#### [SET PROBLEM]
What is needed is an exact repeat of the lines from the line containing "Transcribe this image's" through the final line of the entries below, and nothing else.

#### [RECORDS SUPPLIED]
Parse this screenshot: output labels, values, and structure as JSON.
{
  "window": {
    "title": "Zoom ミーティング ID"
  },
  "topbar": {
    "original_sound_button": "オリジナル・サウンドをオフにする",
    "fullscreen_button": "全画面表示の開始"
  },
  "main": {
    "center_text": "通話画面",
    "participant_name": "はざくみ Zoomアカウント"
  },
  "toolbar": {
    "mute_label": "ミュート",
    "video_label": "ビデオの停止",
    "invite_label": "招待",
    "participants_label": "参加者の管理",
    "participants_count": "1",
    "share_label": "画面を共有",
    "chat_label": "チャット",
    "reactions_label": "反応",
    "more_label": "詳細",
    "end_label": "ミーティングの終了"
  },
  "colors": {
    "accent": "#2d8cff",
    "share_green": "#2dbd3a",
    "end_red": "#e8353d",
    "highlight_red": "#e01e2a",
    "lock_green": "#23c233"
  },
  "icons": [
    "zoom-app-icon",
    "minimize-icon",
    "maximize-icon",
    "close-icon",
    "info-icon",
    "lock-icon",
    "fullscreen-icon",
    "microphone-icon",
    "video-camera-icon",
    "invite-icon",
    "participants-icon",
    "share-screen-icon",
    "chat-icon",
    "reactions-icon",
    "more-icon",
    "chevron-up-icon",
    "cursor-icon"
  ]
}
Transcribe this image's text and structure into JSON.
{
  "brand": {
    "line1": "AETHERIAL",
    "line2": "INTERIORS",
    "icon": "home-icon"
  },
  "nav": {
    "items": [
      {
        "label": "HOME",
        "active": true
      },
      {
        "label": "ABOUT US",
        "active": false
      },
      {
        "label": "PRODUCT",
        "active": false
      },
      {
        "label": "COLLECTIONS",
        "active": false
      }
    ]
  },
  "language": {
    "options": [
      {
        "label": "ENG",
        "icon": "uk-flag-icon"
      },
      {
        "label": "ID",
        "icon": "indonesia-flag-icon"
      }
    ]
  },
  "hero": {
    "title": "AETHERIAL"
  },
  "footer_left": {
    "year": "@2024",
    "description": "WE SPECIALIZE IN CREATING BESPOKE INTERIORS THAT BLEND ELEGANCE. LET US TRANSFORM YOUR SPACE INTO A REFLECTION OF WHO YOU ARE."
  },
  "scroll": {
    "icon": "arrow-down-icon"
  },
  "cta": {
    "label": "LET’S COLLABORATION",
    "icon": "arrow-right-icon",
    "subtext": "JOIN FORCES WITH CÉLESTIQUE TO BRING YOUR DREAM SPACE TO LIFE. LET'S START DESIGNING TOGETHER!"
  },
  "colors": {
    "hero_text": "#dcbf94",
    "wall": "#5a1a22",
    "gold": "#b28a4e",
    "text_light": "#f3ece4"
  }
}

#### [TASK OUTPUT]
Transcribe this image's text and structure into JSON.
{
  "brand": {
    "line1": "AETHERIAL",
    "line2": "INTERIORS",
    "icon": "home-icon"
  },
  "nav": {
    "items": [
      {
        "label": "HOME",
        "active": true
      },
      {
        "label": "ABOUT US",
        "active": false
      },
      {
        "label": "PRODUCT",
        "active": false
      },
      {
        "label": "COLLECTIONS",
        "active": false
      }
    ]
  },
  "language": {
    "options": [
      {
        "label": "ENG",
        "icon": "uk-flag-icon"
      },
      {
        "label": "ID",
        "icon": "indonesia-flag-icon"
      }
    ]
  },
  "hero": {
    "title": "AETHERIAL"
  },
  "footer_left": {
    "year": "@2024",
    "description": "WE SPECIALIZE IN CREATING BESPOKE INTERIORS THAT BLEND ELEGANCE. LET US TRANSFORM YOUR SPACE INTO A REFLECTION OF WHO YOU ARE."
  },
  "scroll": {
    "icon": "arrow-down-icon"
  },
  "cta": {
    "label": "LET’S COLLABORATION",
    "icon": "arrow-right-icon",
    "subtext": "JOIN FORCES WITH CÉLESTIQUE TO BRING YOUR DREAM SPACE TO LIFE. LET'S START DESIGNING TOGETHER!"
  },
  "colors": {
    "hero_text": "#dcbf94",
    "wall": "#5a1a22",
    "gold": "#b28a4e",
    "text_light": "#f3ece4"
  }
}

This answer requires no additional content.